• **MATERIALS PROVIDED**:
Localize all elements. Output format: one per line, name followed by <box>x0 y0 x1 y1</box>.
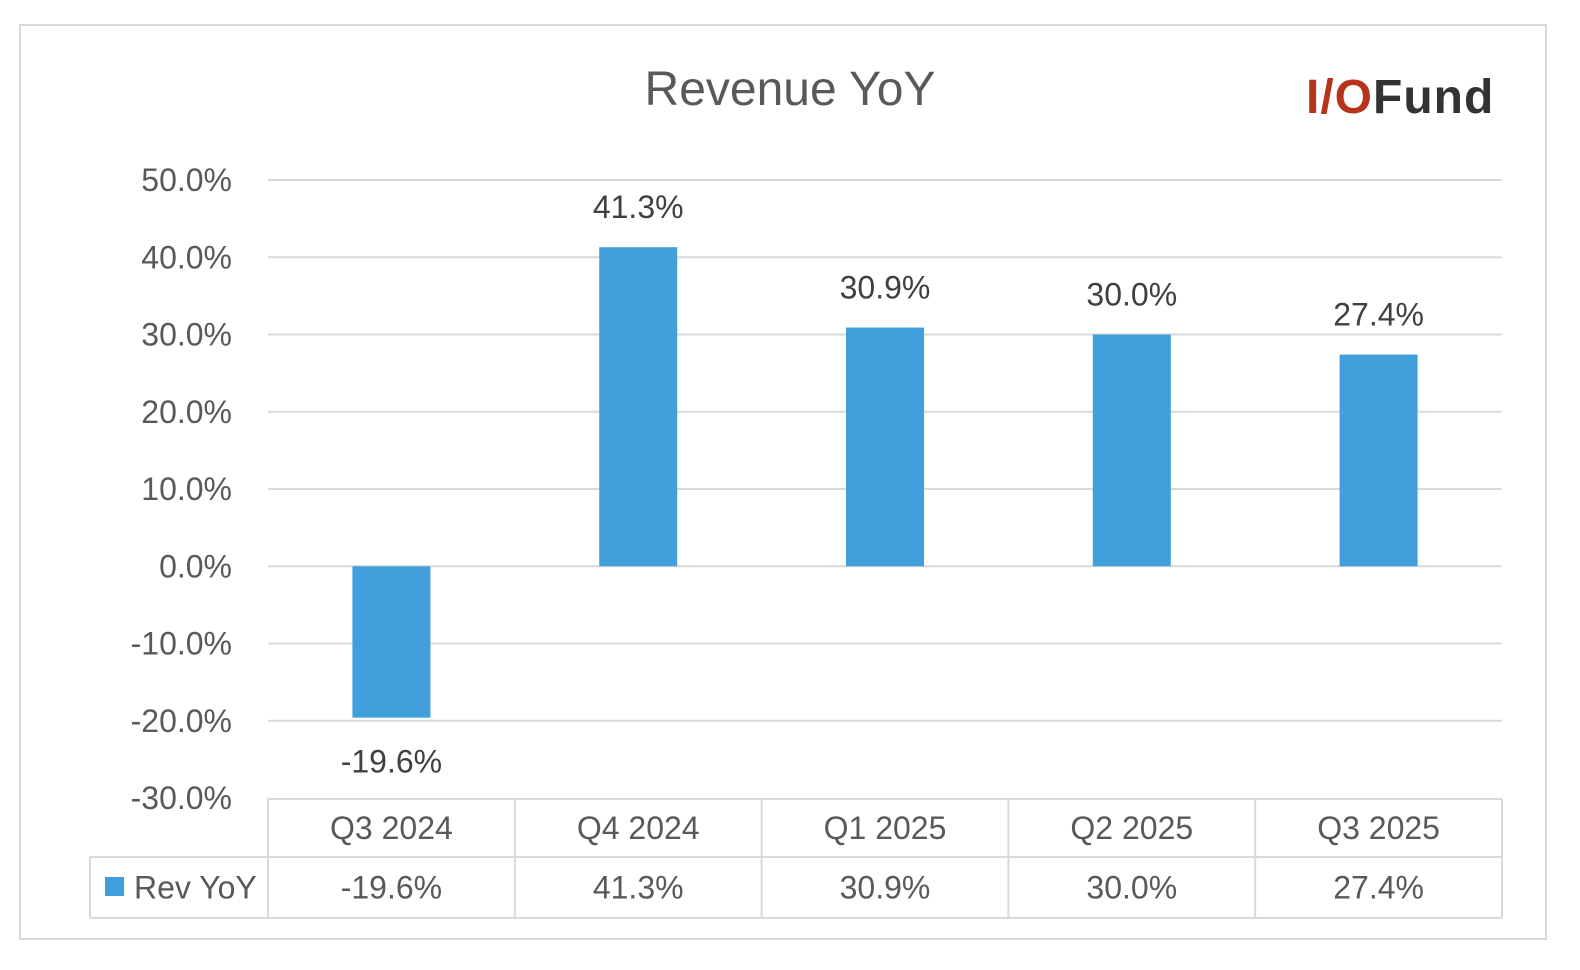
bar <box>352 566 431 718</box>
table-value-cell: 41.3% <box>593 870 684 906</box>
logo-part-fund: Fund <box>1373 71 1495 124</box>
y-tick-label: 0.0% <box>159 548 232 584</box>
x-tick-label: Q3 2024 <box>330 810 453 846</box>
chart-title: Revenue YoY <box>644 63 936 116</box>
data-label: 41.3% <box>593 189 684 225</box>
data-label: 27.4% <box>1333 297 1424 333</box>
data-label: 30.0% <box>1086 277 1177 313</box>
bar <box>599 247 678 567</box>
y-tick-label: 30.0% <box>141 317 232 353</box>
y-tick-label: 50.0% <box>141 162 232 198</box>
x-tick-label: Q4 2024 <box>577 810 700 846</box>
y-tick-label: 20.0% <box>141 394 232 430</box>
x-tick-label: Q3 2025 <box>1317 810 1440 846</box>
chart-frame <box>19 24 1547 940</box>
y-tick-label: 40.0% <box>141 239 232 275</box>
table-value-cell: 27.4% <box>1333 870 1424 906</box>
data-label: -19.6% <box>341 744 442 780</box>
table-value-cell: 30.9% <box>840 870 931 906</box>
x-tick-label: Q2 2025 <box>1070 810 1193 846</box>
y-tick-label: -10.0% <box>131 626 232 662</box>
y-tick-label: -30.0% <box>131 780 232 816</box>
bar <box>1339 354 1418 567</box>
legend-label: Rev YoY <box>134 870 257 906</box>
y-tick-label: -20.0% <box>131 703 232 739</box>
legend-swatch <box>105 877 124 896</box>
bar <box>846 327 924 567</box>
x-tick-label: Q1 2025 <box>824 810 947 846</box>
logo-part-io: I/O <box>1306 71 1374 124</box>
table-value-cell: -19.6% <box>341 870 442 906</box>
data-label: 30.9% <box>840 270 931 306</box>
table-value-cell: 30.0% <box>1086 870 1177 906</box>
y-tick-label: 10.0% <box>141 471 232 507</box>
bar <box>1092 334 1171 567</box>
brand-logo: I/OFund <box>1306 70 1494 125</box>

• **WHAT YOU HAVE TO DO**:
Please rewrite the lines above, substituting "Detect" for "Localize" and changing nothing else. Leave the pictures out of your version.

• **SOLUTION TO THE EXERCISE**:
Detect all elements. Output format: one per line, name followed by <box>x0 y0 x1 y1</box>.
bar <box>352 566 431 718</box>
table-value-cell: 41.3% <box>593 870 684 906</box>
logo-part-fund: Fund <box>1373 71 1495 124</box>
y-tick-label: 0.0% <box>159 548 232 584</box>
x-tick-label: Q3 2024 <box>330 810 453 846</box>
chart-title: Revenue YoY <box>644 63 936 116</box>
data-label: 41.3% <box>593 189 684 225</box>
data-label: 27.4% <box>1333 297 1424 333</box>
data-label: 30.0% <box>1086 277 1177 313</box>
bar <box>599 247 678 567</box>
y-tick-label: 30.0% <box>141 317 232 353</box>
y-tick-label: 50.0% <box>141 162 232 198</box>
x-tick-label: Q4 2024 <box>577 810 700 846</box>
y-tick-label: 20.0% <box>141 394 232 430</box>
x-tick-label: Q3 2025 <box>1317 810 1440 846</box>
chart-frame <box>19 24 1547 940</box>
y-tick-label: 40.0% <box>141 239 232 275</box>
table-value-cell: 27.4% <box>1333 870 1424 906</box>
data-label: -19.6% <box>341 744 442 780</box>
table-value-cell: 30.9% <box>840 870 931 906</box>
x-tick-label: Q2 2025 <box>1070 810 1193 846</box>
y-tick-label: -10.0% <box>131 626 232 662</box>
y-tick-label: -30.0% <box>131 780 232 816</box>
bar <box>1339 354 1418 567</box>
legend-label: Rev YoY <box>134 870 257 906</box>
y-tick-label: -20.0% <box>131 703 232 739</box>
legend-swatch <box>105 877 124 896</box>
bar <box>846 327 924 567</box>
x-tick-label: Q1 2025 <box>824 810 947 846</box>
logo-part-io: I/O <box>1306 71 1374 124</box>
table-value-cell: -19.6% <box>341 870 442 906</box>
data-label: 30.9% <box>840 270 931 306</box>
table-value-cell: 30.0% <box>1086 870 1177 906</box>
y-tick-label: 10.0% <box>141 471 232 507</box>
bar <box>1092 334 1171 567</box>
brand-logo: I/OFund <box>1306 70 1494 125</box>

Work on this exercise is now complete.